Determine the number of lines in the listing below where the string "유선상품셀러" occurs; answer with the number alone.

Source records

------------------------------------------------------------

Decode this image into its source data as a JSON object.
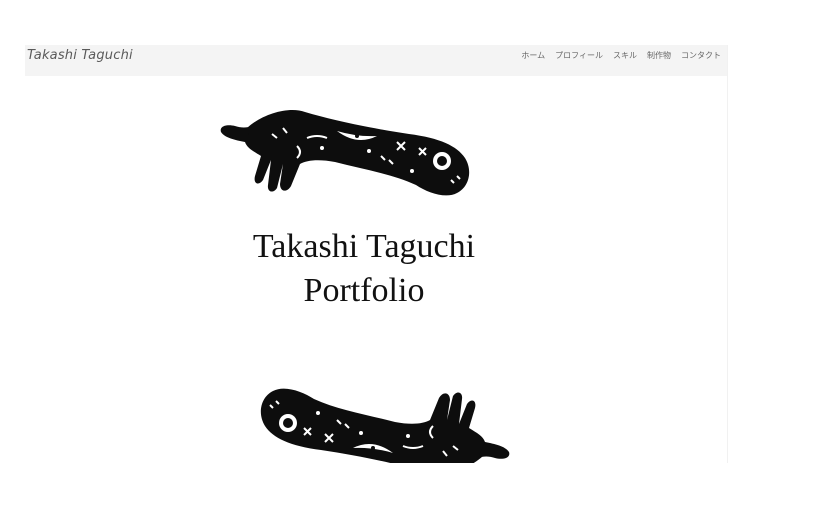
{
  "header": {
    "brand": "Takashi Taguchi",
    "nav": [
      "ホーム",
      "プロフィール",
      "スキル",
      "制作物",
      "コンタクト"
    ]
  },
  "hero": {
    "line1": "Takashi Taguchi",
    "line2": "Portfolio",
    "top_illustration": "hand-illustration-top",
    "bottom_illustration": "hand-illustration-bottom"
  },
  "colors": {
    "navbar_bg": "#f4f4f4",
    "text": "#111111",
    "nav_text": "#666666"
  }
}
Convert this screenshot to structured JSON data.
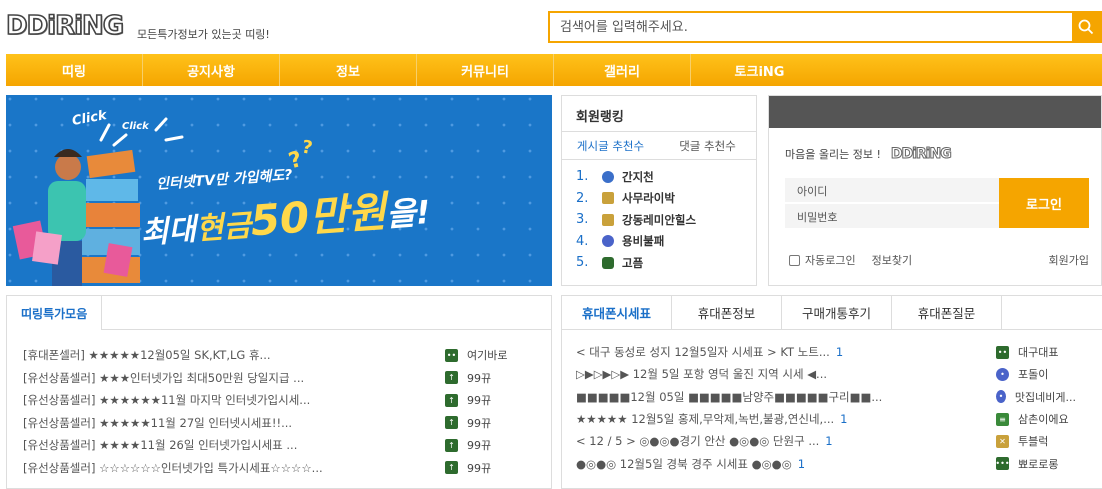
{
  "header": {
    "logo_text": "DDiRiNG",
    "tagline": "모든특가정보가 있는곳 띠링!",
    "search_placeholder": "검색어를 입력해주세요."
  },
  "nav": [
    "띠링",
    "공지사항",
    "정보",
    "커뮤니티",
    "갤러리",
    "토크iNG"
  ],
  "banner": {
    "click1": "Click",
    "click2": "Click",
    "line1": "인터넷TV만 가입해도?",
    "line2_a": "최대",
    "line2_b": "현금",
    "line2_c": "50만원",
    "line2_d": "을!"
  },
  "ranking": {
    "title": "회원랭킹",
    "tabs": [
      "게시글 추천수",
      "댓글 추천수"
    ],
    "items": [
      {
        "num": "1.",
        "name": "간지천",
        "color": "#3b6fc9"
      },
      {
        "num": "2.",
        "name": "사무라이박",
        "color": "#c9a13b"
      },
      {
        "num": "3.",
        "name": "강동레미안힐스",
        "color": "#c9a13b"
      },
      {
        "num": "4.",
        "name": "용비불패",
        "color": "#4a63c9"
      },
      {
        "num": "5.",
        "name": "고픔",
        "color": "#2e6b2e"
      }
    ]
  },
  "login": {
    "message": "마음을 올리는 정보 !",
    "logo_text": "DDiRiNG",
    "id_placeholder": "아이디",
    "pw_placeholder": "비밀번호",
    "login_btn": "로그인",
    "auto_login": "자동로그인",
    "find_info": "정보찾기",
    "join": "회원가입"
  },
  "deals": {
    "title": "띠링특가모음",
    "rows": [
      {
        "title": "[휴대폰셀러] ★★★★★12월05일 SK,KT,LG 휴...",
        "user": "여기바로",
        "icon_color": "#2e6b2e"
      },
      {
        "title": "[유선상품셀러] ★★★인터넷가입 최대50만원 당일지급 ...",
        "user": "99뀨",
        "icon_color": "#2e6b2e"
      },
      {
        "title": "[유선상품셀러] ★★★★★★11월 마지막 인터넷가입시세...",
        "user": "99뀨",
        "icon_color": "#2e6b2e"
      },
      {
        "title": "[유선상품셀러] ★★★★★11월 27일 인터넷시세표!!...",
        "user": "99뀨",
        "icon_color": "#2e6b2e"
      },
      {
        "title": "[유선상품셀러] ★★★★11월 26일 인터넷가입시세표 ...",
        "user": "99뀨",
        "icon_color": "#2e6b2e"
      },
      {
        "title": "[유선상품셀러] ☆☆☆☆☆☆인터넷가입 특가시세표☆☆☆☆...",
        "user": "99뀨",
        "icon_color": "#2e6b2e"
      }
    ]
  },
  "phone": {
    "tabs": [
      "휴대폰시세표",
      "휴대폰정보",
      "구매개통후기",
      "휴대폰질문"
    ],
    "rows": [
      {
        "title": "< 대구 동성로 성지 12월5일자 시세표 > KT 노트...",
        "count": "1",
        "user": "대구대표",
        "icon_color": "#2e6b2e"
      },
      {
        "title": "▷▶▷▶▷▶ 12월 5일 포항 영덕 울진 지역 시세 ◀...",
        "count": "",
        "user": "포돌이",
        "icon_color": "#4a63c9"
      },
      {
        "title": "■■■■■12월 05일 ■■■■■남양주■■■■■구리■■...",
        "count": "",
        "user": "맛집네비게...",
        "icon_color": "#4a63c9"
      },
      {
        "title": "★★★★★ 12월5일 홍제,무악제,녹번,불광,연신네,...",
        "count": "1",
        "user": "삼촌이에요",
        "icon_color": "#3a8a3a"
      },
      {
        "title": "< 12 / 5 > ◎●◎●경기 안산 ●◎●◎ 단원구 ...",
        "count": "1",
        "user": "투블럭",
        "icon_color": "#c9a13b"
      },
      {
        "title": "●◎●◎ 12월5일 경북 경주 시세표 ●◎●◎",
        "count": "1",
        "user": "뾰로로롱",
        "icon_color": "#2e6b2e"
      }
    ]
  },
  "colors": {
    "accent": "#f5a500",
    "blue": "#1a6fc8",
    "banner_bg": "#1a76c8"
  }
}
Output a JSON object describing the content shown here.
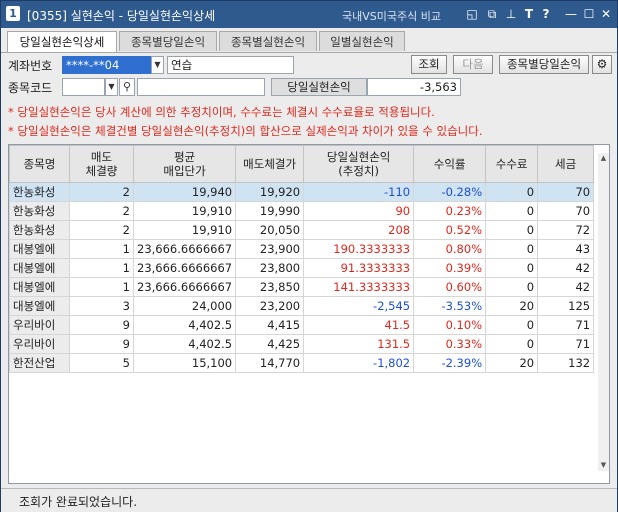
{
  "window": {
    "number": "1",
    "title": "[0355] 실현손익 - 당일실현손익상세",
    "compare_label": "국내VS미국주식 비교",
    "icons": [
      "window-icon",
      "restore-icon",
      "pin-icon",
      "font-size-icon",
      "help-icon",
      "minimize-icon",
      "maximize-icon",
      "close-icon"
    ],
    "icon_glyphs": [
      "◱",
      "⧉",
      "⊥",
      "T",
      "?",
      "—",
      "☐",
      "✕"
    ]
  },
  "tabs": [
    {
      "label": "당일실현손익상세",
      "active": true
    },
    {
      "label": "종목별당일손익",
      "active": false
    },
    {
      "label": "종목별실현손익",
      "active": false
    },
    {
      "label": "일별실현손익",
      "active": false
    }
  ],
  "form": {
    "account_label": "계좌번호",
    "account_value": "****-**04",
    "account_name": "연습",
    "query_button": "조회",
    "next_button": "다음",
    "by_stock_button": "종목별당일손익",
    "stock_code_label": "종목코드",
    "stock_code_value": "",
    "stock_name_value": "",
    "daily_pnl_label": "당일실현손익",
    "daily_pnl_value": "-3,563"
  },
  "notes": [
    "* 당일실현손익은 당사 계산에 의한 추정치이며, 수수료는 체결시 수수료율로 적용됩니다.",
    "* 당일실현손익은 체결건별 당일실현손익(추정치)의 합산으로 실제손익과 차이가 있을 수 있습니다."
  ],
  "table": {
    "headers": [
      {
        "line1": "종목명",
        "line2": ""
      },
      {
        "line1": "매도",
        "line2": "체결량"
      },
      {
        "line1": "평균",
        "line2": "매입단가"
      },
      {
        "line1": "매도체결가",
        "line2": ""
      },
      {
        "line1": "당일실현손익",
        "line2": "(추정치)"
      },
      {
        "line1": "수익률",
        "line2": ""
      },
      {
        "line1": "수수료",
        "line2": ""
      },
      {
        "line1": "세금",
        "line2": ""
      }
    ],
    "rows": [
      {
        "name": "한농화성",
        "qty": "2",
        "avg": "19,940",
        "sell": "19,920",
        "pnl": "-110",
        "rate": "-0.28%",
        "fee": "0",
        "tax": "70",
        "sign": "neg",
        "selected": true
      },
      {
        "name": "한농화성",
        "qty": "2",
        "avg": "19,910",
        "sell": "19,990",
        "pnl": "90",
        "rate": "0.23%",
        "fee": "0",
        "tax": "70",
        "sign": "pos",
        "selected": false
      },
      {
        "name": "한농화성",
        "qty": "2",
        "avg": "19,910",
        "sell": "20,050",
        "pnl": "208",
        "rate": "0.52%",
        "fee": "0",
        "tax": "72",
        "sign": "pos",
        "selected": false
      },
      {
        "name": "대봉엘에",
        "qty": "1",
        "avg": "23,666.6666667",
        "sell": "23,900",
        "pnl": "190.3333333",
        "rate": "0.80%",
        "fee": "0",
        "tax": "43",
        "sign": "pos",
        "selected": false
      },
      {
        "name": "대봉엘에",
        "qty": "1",
        "avg": "23,666.6666667",
        "sell": "23,800",
        "pnl": "91.3333333",
        "rate": "0.39%",
        "fee": "0",
        "tax": "42",
        "sign": "pos",
        "selected": false
      },
      {
        "name": "대봉엘에",
        "qty": "1",
        "avg": "23,666.6666667",
        "sell": "23,850",
        "pnl": "141.3333333",
        "rate": "0.60%",
        "fee": "0",
        "tax": "42",
        "sign": "pos",
        "selected": false
      },
      {
        "name": "대봉엘에",
        "qty": "3",
        "avg": "24,000",
        "sell": "23,200",
        "pnl": "-2,545",
        "rate": "-3.53%",
        "fee": "20",
        "tax": "125",
        "sign": "neg",
        "selected": false
      },
      {
        "name": "우리바이",
        "qty": "9",
        "avg": "4,402.5",
        "sell": "4,415",
        "pnl": "41.5",
        "rate": "0.10%",
        "fee": "0",
        "tax": "71",
        "sign": "pos",
        "selected": false
      },
      {
        "name": "우리바이",
        "qty": "9",
        "avg": "4,402.5",
        "sell": "4,425",
        "pnl": "131.5",
        "rate": "0.33%",
        "fee": "0",
        "tax": "71",
        "sign": "pos",
        "selected": false
      },
      {
        "name": "한전산업",
        "qty": "5",
        "avg": "15,100",
        "sell": "14,770",
        "pnl": "-1,802",
        "rate": "-2.39%",
        "fee": "20",
        "tax": "132",
        "sign": "neg",
        "selected": false
      }
    ]
  },
  "status": {
    "text": "조회가 완료되었습니다."
  }
}
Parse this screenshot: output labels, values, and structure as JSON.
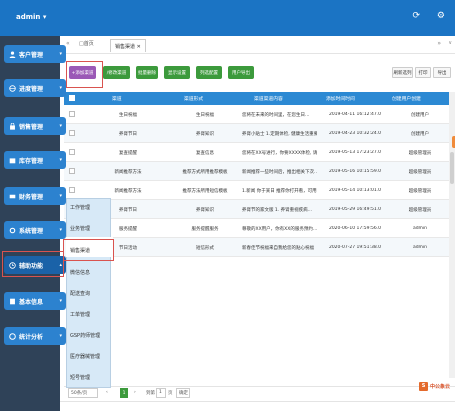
{
  "header": {
    "admin_label": "admin ▾",
    "refresh_icon": "refresh-icon",
    "gear_icon": "gear-icon"
  },
  "tabs": {
    "home": "首页",
    "active": "销售渠道"
  },
  "sidebar": {
    "items": [
      {
        "label": "客户管理",
        "icon": "user-icon"
      },
      {
        "label": "进度管理",
        "icon": "globe-icon"
      },
      {
        "label": "销售管理",
        "icon": "bag-icon"
      },
      {
        "label": "库存管理",
        "icon": "box-icon"
      },
      {
        "label": "财务管理",
        "icon": "money-icon"
      },
      {
        "label": "系统管理",
        "icon": "gear-icon"
      },
      {
        "label": "辅助功能",
        "icon": "clock-icon"
      },
      {
        "label": "基本信息",
        "icon": "book-icon"
      },
      {
        "label": "统计分析",
        "icon": "chart-icon"
      }
    ]
  },
  "submenu": {
    "items": [
      "工作管理",
      "业务管理",
      "销售渠道",
      "微信信息",
      "配送查询",
      "工单管理",
      "GSP药师管理",
      "医疗器械管理",
      "短号管理"
    ]
  },
  "toolbar": {
    "add": "+添加渠道",
    "edit": "/修改渠道",
    "del": "批量删除",
    "show_config": "显示设置",
    "col_config": "列选配置",
    "user_export": "用户导出",
    "refresh": "刷新选列",
    "print": "打印",
    "export": "导出"
  },
  "table": {
    "headers": [
      "渠道",
      "渠道形式",
      "渠道渠道内容",
      "添加时间时间",
      "创建用户创建"
    ],
    "rows": [
      [
        "生日祝福",
        "生日祝福",
        "您将在未来的时间里，在您生日…",
        "2019-04-11 16:12:47.0",
        "创建用户"
      ],
      [
        "养肾节日",
        "养肾知识",
        "养肾小贴士 1.定期体检, 健康生活重要…",
        "2019-04-23 10:32:24.0",
        "创建用户"
      ],
      [
        "复查提醒",
        "复查信息",
        "您将在XX号进行，你要XXXX体检, 请您…",
        "2019-05-13 17:23:27.0",
        "超级管理员"
      ],
      [
        "新闻推荐方法",
        "推荐方式所用推荐模板",
        "新闻推荐一些时间后，推出相关下次…",
        "2019-05-16 10:15:59.0",
        "超级管理员"
      ],
      [
        "新闻推荐方法",
        "推荐方法所用短信模板",
        "1.新闻 你于某日 推荐你打开看，可用…",
        "2019-05-14 10:13:01.0",
        "超级管理员"
      ],
      [
        "养肾节日",
        "养肾知识",
        "养肾节的家文版 1. 养肾重视疾病…",
        "2019-05-29 16:49:51.0",
        "超级管理员"
      ],
      [
        "服务提醒",
        "服务提醒服务",
        "尊敬的XX用户，你有XX的服务预约…",
        "2020-06-10 17:59:56.0",
        "admin"
      ],
      [
        "节日活动",
        "短信形式",
        "新春佳节祝福来自我给您的贴心祝福",
        "2020-07-27 19:51:38.0",
        "admin"
      ]
    ]
  },
  "pager": {
    "page_size": "50条/页",
    "first": "‹",
    "current": "1",
    "next": "›",
    "goto": "到第",
    "page_num": "1",
    "page_unit": "页",
    "confirm": "确定"
  },
  "logo": {
    "text": "中公象云",
    "glyph": "S"
  },
  "colors": {
    "topbar": "#1b74c4",
    "sidebar": "#2f4258",
    "side_item": "#2c82cf",
    "table_header": "#2c89d3",
    "submenu_bg": "#d7e9f7",
    "highlight": "#d9534f"
  }
}
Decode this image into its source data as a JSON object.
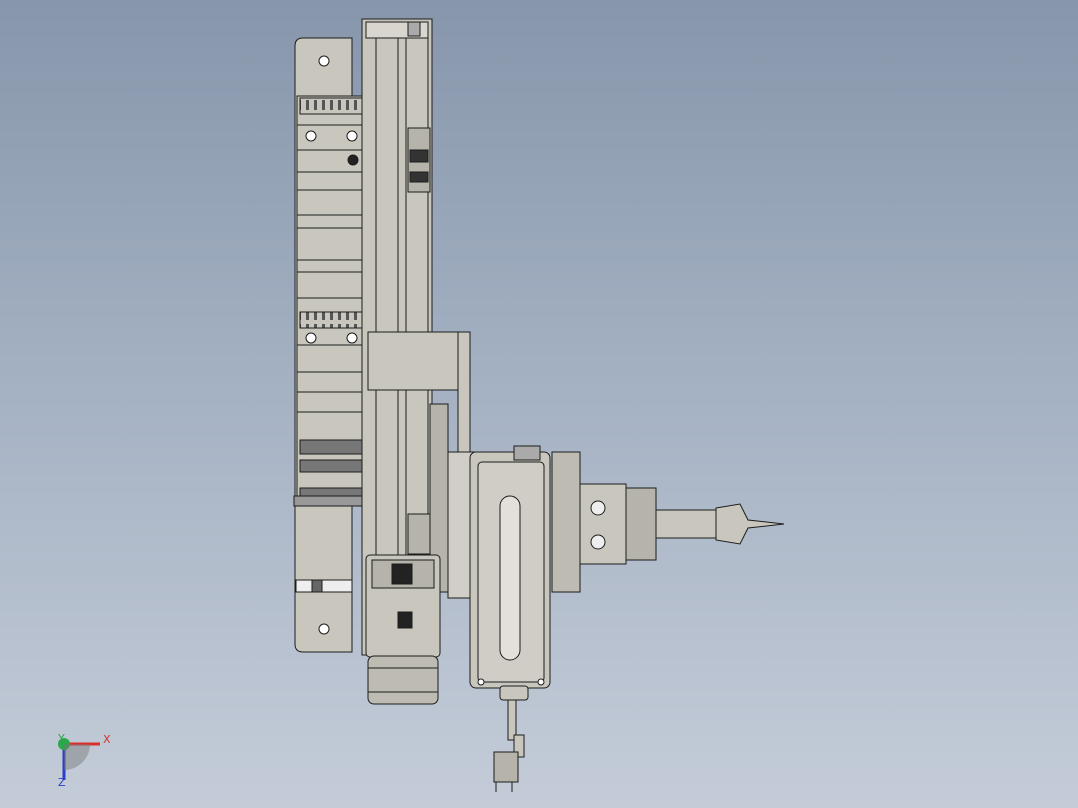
{
  "viewport": {
    "background_top": "#8796ab",
    "background_bottom": "#c4ccd8",
    "part_fill": "#c9c7bd",
    "part_stroke": "#1c1c1c"
  },
  "triad": {
    "x_label": "X",
    "y_label": "Y",
    "z_label": "Z",
    "x_color": "#d9302c",
    "y_color": "#2aa84a",
    "z_color": "#2b3fc9"
  }
}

------------------------------------------------------------

◆ **TASK SOLUTION**
5